Recorded data

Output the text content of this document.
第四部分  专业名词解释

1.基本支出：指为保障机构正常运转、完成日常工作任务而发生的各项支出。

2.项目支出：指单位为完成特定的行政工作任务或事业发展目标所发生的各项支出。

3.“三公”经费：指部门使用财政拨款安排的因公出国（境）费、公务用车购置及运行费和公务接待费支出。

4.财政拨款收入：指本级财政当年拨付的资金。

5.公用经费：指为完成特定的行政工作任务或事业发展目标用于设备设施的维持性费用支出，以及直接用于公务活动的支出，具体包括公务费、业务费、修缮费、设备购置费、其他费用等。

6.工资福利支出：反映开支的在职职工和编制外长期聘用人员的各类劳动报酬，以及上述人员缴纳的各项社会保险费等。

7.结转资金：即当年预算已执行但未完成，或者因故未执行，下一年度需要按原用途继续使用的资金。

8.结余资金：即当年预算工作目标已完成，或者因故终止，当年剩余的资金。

EXERCISE OBJECTIVE. Repeat every line of the material exactly as given.

ANSWER TO THE EXERCISE.
Output the text content of this document.
第四部分  专业名词解释

1.基本支出：指为保障机构正常运转、完成日常工作任务而发生的各项支出。

2.项目支出：指单位为完成特定的行政工作任务或事业发展目标所发生的各项支出。

3.“三公”经费：指部门使用财政拨款安排的因公出国（境）费、公务用车购置及运行费和公务接待费支出。

4.财政拨款收入：指本级财政当年拨付的资金。

5.公用经费：指为完成特定的行政工作任务或事业发展目标用于设备设施的维持性费用支出，以及直接用于公务活动的支出，具体包括公务费、业务费、修缮费、设备购置费、其他费用等。

6.工资福利支出：反映开支的在职职工和编制外长期聘用人员的各类劳动报酬，以及上述人员缴纳的各项社会保险费等。

7.结转资金：即当年预算已执行但未完成，或者因故未执行，下一年度需要按原用途继续使用的资金。

8.结余资金：即当年预算工作目标已完成，或者因故终止，当年剩余的资金。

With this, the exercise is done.